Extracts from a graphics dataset
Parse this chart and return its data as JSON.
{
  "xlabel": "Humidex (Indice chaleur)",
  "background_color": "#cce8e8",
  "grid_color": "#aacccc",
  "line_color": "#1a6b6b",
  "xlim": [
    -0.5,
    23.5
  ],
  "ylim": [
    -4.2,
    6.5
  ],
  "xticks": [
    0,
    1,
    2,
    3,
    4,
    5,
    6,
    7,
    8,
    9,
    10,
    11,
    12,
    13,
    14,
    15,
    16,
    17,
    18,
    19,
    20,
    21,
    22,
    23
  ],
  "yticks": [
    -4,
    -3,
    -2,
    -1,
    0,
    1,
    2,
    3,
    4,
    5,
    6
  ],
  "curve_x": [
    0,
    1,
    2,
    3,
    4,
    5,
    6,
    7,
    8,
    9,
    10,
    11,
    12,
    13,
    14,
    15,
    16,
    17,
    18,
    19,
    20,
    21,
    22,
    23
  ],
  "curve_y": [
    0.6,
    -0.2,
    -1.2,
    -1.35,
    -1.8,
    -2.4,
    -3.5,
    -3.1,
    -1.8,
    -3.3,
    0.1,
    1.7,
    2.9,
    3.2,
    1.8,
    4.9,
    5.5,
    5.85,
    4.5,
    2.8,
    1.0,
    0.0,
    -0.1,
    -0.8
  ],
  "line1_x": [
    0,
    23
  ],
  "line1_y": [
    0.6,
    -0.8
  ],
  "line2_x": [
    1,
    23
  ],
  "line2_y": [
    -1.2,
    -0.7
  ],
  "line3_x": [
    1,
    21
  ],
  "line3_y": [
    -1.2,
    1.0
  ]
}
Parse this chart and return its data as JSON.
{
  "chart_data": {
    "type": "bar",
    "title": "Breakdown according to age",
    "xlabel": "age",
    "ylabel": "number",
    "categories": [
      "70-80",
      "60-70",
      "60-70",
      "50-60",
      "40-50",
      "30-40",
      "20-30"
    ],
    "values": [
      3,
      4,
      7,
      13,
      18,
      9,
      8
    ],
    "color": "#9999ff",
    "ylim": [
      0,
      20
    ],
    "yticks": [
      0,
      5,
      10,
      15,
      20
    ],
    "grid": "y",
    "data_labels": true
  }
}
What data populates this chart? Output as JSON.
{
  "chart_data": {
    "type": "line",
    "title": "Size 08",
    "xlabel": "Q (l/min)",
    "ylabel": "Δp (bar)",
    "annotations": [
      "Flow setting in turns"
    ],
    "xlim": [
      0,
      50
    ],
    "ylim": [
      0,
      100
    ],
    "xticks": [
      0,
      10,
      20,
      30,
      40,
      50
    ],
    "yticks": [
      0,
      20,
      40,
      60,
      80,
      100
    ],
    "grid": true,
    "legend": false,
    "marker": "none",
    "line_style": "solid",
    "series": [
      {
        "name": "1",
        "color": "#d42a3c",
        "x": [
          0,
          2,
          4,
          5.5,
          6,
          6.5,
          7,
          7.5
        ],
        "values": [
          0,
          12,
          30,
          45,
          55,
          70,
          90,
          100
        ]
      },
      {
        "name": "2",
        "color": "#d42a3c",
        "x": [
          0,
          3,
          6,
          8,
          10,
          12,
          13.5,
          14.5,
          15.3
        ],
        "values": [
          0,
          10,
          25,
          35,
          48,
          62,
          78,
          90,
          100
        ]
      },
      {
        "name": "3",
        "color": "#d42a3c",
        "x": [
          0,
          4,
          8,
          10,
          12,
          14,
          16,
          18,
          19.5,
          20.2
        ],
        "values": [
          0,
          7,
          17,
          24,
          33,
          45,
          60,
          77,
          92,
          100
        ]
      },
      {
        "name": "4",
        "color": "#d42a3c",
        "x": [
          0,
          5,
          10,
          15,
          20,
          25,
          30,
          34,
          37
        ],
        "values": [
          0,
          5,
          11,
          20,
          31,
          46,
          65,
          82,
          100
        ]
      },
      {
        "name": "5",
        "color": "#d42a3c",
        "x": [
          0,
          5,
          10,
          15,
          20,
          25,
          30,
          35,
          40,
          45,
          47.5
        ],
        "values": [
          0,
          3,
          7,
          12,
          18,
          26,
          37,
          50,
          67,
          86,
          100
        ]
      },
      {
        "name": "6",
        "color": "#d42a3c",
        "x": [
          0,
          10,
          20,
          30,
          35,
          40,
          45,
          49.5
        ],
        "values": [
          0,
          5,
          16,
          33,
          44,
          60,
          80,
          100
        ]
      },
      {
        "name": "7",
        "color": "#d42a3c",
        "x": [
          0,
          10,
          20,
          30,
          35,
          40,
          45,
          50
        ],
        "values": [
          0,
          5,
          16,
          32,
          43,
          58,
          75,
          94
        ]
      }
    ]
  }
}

● What is being asked: Copy the records above exactly.

● Solution to this problem:
Parse this chart and return its data as JSON.
{
  "xlabel": "Humidex (Indice chaleur)",
  "background_color": "#cce8e8",
  "grid_color": "#aacccc",
  "line_color": "#1a6b6b",
  "xlim": [
    -0.5,
    23.5
  ],
  "ylim": [
    -4.2,
    6.5
  ],
  "xticks": [
    0,
    1,
    2,
    3,
    4,
    5,
    6,
    7,
    8,
    9,
    10,
    11,
    12,
    13,
    14,
    15,
    16,
    17,
    18,
    19,
    20,
    21,
    22,
    23
  ],
  "yticks": [
    -4,
    -3,
    -2,
    -1,
    0,
    1,
    2,
    3,
    4,
    5,
    6
  ],
  "curve_x": [
    0,
    1,
    2,
    3,
    4,
    5,
    6,
    7,
    8,
    9,
    10,
    11,
    12,
    13,
    14,
    15,
    16,
    17,
    18,
    19,
    20,
    21,
    22,
    23
  ],
  "curve_y": [
    0.6,
    -0.2,
    -1.2,
    -1.35,
    -1.8,
    -2.4,
    -3.5,
    -3.1,
    -1.8,
    -3.3,
    0.1,
    1.7,
    2.9,
    3.2,
    1.8,
    4.9,
    5.5,
    5.85,
    4.5,
    2.8,
    1.0,
    0.0,
    -0.1,
    -0.8
  ],
  "line1_x": [
    0,
    23
  ],
  "line1_y": [
    0.6,
    -0.8
  ],
  "line2_x": [
    1,
    23
  ],
  "line2_y": [
    -1.2,
    -0.7
  ],
  "line3_x": [
    1,
    21
  ],
  "line3_y": [
    -1.2,
    1.0
  ]
}
Parse this chart and return its data as JSON.
{
  "chart_data": {
    "type": "bar",
    "title": "Breakdown according to age",
    "xlabel": "age",
    "ylabel": "number",
    "categories": [
      "70-80",
      "60-70",
      "60-70",
      "50-60",
      "40-50",
      "30-40",
      "20-30"
    ],
    "values": [
      3,
      4,
      7,
      13,
      18,
      9,
      8
    ],
    "color": "#9999ff",
    "ylim": [
      0,
      20
    ],
    "yticks": [
      0,
      5,
      10,
      15,
      20
    ],
    "grid": "y",
    "data_labels": true
  }
}
What data populates this chart? Output as JSON.
{
  "chart_data": {
    "type": "line",
    "title": "Size 08",
    "xlabel": "Q (l/min)",
    "ylabel": "Δp (bar)",
    "annotations": [
      "Flow setting in turns"
    ],
    "xlim": [
      0,
      50
    ],
    "ylim": [
      0,
      100
    ],
    "xticks": [
      0,
      10,
      20,
      30,
      40,
      50
    ],
    "yticks": [
      0,
      20,
      40,
      60,
      80,
      100
    ],
    "grid": true,
    "legend": false,
    "marker": "none",
    "line_style": "solid",
    "series": [
      {
        "name": "1",
        "color": "#d42a3c",
        "x": [
          0,
          2,
          4,
          5.5,
          6,
          6.5,
          7,
          7.5
        ],
        "values": [
          0,
          12,
          30,
          45,
          55,
          70,
          90,
          100
        ]
      },
      {
        "name": "2",
        "color": "#d42a3c",
        "x": [
          0,
          3,
          6,
          8,
          10,
          12,
          13.5,
          14.5,
          15.3
        ],
        "values": [
          0,
          10,
          25,
          35,
          48,
          62,
          78,
          90,
          100
        ]
      },
      {
        "name": "3",
        "color": "#d42a3c",
        "x": [
          0,
          4,
          8,
          10,
          12,
          14,
          16,
          18,
          19.5,
          20.2
        ],
        "values": [
          0,
          7,
          17,
          24,
          33,
          45,
          60,
          77,
          92,
          100
        ]
      },
      {
        "name": "4",
        "color": "#d42a3c",
        "x": [
          0,
          5,
          10,
          15,
          20,
          25,
          30,
          34,
          37
        ],
        "values": [
          0,
          5,
          11,
          20,
          31,
          46,
          65,
          82,
          100
        ]
      },
      {
        "name": "5",
        "color": "#d42a3c",
        "x": [
          0,
          5,
          10,
          15,
          20,
          25,
          30,
          35,
          40,
          45,
          47.5
        ],
        "values": [
          0,
          3,
          7,
          12,
          18,
          26,
          37,
          50,
          67,
          86,
          100
        ]
      },
      {
        "name": "6",
        "color": "#d42a3c",
        "x": [
          0,
          10,
          20,
          30,
          35,
          40,
          45,
          49.5
        ],
        "values": [
          0,
          5,
          16,
          33,
          44,
          60,
          80,
          100
        ]
      },
      {
        "name": "7",
        "color": "#d42a3c",
        "x": [
          0,
          10,
          20,
          30,
          35,
          40,
          45,
          50
        ],
        "values": [
          0,
          5,
          16,
          32,
          43,
          58,
          75,
          94
        ]
      }
    ]
  }
}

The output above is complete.